YOUR OBJECTIVE:
Decide whether each statement below agrees with the passage on the Scientific Revolution. Answer yes or no for each and quote the exact words of the passage that settle it. (a) In Cohen's vision, each of the six transformations lasted about ten years. (b) Before Cohen, no attempt had been made to replace the master narrative. (c) Cohen's vision explains how modern science could come about in China rather than in Europe.

EXERCISE PASSAGE:
Once upon a time 'The Scientific Revolution of the 17th century' was an innovative concept that inspired a stimulating narrative of how modern science came into the world. Half a century later, what we now know as 'the master narrative' serves rather as a strait-jacket - so often events and contexts just fail to fit in. No attempt has been made so far to replace the master narrative. H. Floris Cohen now comes up with precisely such a replacement. Key to his path-breaking analysis-cum-narrative is a vision of the Scientific Revolution as made up of six distinct yet narrowly interconnected, revolutionary transformations, each of some twenty-five to thirty years' duration. This vision enables him to explain how modern science could come about in Europe rather than in Greece, China, or the Islamic world. It also enables him to explain how half-way into the 17th century a vast crisis of legitimacy could arise and, in the end, be overcome.

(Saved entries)
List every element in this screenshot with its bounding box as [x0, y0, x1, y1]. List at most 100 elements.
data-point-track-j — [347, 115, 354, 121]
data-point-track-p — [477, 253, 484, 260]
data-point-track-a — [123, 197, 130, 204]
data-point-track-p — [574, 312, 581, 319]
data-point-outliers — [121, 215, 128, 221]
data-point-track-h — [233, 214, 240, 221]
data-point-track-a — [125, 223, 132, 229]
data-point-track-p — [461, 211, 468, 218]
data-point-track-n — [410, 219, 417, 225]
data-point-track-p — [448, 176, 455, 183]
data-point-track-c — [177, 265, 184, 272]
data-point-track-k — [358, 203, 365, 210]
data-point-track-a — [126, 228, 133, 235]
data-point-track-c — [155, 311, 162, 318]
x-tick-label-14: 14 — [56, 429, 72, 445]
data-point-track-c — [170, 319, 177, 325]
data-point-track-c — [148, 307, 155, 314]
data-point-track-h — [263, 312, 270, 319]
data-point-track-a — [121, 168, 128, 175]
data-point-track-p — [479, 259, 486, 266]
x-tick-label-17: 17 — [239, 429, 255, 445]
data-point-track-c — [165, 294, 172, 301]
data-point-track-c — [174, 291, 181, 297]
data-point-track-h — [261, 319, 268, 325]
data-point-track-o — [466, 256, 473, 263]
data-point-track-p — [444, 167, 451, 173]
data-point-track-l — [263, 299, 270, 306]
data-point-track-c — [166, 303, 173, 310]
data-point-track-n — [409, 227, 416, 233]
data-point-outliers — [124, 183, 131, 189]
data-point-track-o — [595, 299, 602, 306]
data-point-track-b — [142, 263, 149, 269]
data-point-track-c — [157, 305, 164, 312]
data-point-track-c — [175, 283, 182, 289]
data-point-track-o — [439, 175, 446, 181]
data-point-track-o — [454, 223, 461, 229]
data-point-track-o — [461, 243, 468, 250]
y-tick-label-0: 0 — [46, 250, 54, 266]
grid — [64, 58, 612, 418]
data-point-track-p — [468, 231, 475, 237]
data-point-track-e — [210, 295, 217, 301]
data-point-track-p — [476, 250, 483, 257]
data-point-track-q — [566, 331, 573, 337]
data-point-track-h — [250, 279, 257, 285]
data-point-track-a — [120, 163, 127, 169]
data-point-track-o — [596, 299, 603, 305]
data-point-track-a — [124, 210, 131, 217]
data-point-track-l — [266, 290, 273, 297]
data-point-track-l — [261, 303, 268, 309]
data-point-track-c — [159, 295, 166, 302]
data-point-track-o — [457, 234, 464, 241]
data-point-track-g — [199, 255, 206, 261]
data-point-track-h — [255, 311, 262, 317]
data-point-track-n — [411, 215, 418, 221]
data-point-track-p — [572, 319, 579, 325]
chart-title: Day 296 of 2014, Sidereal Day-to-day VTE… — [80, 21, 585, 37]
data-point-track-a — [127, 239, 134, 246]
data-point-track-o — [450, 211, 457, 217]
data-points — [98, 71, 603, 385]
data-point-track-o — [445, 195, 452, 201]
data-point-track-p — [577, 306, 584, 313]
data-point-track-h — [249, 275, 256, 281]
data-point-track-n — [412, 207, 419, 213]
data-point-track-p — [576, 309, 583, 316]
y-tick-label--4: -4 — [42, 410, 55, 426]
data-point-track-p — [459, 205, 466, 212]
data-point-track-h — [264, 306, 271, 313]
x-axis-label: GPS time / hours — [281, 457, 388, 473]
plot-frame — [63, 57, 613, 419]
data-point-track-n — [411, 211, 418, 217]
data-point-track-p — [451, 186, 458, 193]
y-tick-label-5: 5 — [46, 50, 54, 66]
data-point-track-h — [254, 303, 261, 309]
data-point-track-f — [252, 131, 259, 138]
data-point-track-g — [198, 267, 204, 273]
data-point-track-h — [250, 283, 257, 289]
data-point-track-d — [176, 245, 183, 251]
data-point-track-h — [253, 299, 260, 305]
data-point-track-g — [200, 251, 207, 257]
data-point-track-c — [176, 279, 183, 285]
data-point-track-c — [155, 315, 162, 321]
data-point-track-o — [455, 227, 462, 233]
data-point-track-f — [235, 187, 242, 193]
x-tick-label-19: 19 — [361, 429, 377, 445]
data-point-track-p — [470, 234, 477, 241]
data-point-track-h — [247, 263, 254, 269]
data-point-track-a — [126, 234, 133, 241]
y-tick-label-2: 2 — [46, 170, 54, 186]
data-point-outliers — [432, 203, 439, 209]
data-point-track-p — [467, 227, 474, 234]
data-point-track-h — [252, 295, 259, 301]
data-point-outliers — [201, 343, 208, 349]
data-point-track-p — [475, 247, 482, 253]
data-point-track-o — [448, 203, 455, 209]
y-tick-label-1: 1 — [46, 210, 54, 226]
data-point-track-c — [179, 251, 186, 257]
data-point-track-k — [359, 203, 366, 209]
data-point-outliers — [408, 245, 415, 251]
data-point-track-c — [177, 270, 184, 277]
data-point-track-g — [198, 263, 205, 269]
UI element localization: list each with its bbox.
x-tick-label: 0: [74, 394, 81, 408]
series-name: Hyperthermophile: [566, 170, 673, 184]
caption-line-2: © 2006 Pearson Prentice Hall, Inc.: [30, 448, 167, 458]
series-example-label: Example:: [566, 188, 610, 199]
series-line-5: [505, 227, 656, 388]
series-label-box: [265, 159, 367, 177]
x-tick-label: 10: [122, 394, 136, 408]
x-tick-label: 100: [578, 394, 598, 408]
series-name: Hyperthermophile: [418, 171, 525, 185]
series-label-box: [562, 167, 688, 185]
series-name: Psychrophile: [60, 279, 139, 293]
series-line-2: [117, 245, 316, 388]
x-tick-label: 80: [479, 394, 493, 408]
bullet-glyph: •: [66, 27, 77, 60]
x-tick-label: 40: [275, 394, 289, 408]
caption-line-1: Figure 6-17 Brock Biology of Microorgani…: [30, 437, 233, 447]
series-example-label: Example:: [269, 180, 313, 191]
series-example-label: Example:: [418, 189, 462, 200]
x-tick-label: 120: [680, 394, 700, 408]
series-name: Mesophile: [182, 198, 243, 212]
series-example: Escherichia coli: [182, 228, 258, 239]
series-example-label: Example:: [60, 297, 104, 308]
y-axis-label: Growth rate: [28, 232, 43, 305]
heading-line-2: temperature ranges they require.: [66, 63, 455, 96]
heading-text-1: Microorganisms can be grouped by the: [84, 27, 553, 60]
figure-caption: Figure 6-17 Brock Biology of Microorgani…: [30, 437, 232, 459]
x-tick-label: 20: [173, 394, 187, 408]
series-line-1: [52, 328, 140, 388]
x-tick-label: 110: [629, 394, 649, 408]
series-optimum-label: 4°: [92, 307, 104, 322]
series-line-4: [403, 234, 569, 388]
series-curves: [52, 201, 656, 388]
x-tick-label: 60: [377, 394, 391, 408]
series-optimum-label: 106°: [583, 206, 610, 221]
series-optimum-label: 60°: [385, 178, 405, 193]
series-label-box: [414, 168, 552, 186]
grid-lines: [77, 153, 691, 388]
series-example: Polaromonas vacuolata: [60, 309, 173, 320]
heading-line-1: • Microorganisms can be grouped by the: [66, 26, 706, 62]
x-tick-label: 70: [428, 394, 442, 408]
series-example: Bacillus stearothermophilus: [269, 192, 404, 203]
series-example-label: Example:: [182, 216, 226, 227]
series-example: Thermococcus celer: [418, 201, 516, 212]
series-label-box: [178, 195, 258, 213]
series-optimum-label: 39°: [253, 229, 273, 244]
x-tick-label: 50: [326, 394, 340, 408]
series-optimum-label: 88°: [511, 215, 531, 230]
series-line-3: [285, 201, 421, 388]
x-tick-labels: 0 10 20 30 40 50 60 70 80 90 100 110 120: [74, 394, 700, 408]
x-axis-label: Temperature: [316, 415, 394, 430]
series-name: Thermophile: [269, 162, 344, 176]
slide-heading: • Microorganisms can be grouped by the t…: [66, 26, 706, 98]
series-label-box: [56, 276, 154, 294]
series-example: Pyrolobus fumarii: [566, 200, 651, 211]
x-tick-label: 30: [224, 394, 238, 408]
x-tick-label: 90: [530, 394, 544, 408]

ANSWER:
(a) No: "each of some twenty-five to thirty years' duration"
(b) Yes: "No attempt has been made so far to replace the master narrative."
(c) No: "how modern science could come about in Europe rather than in Greece, China, or the Islamic world"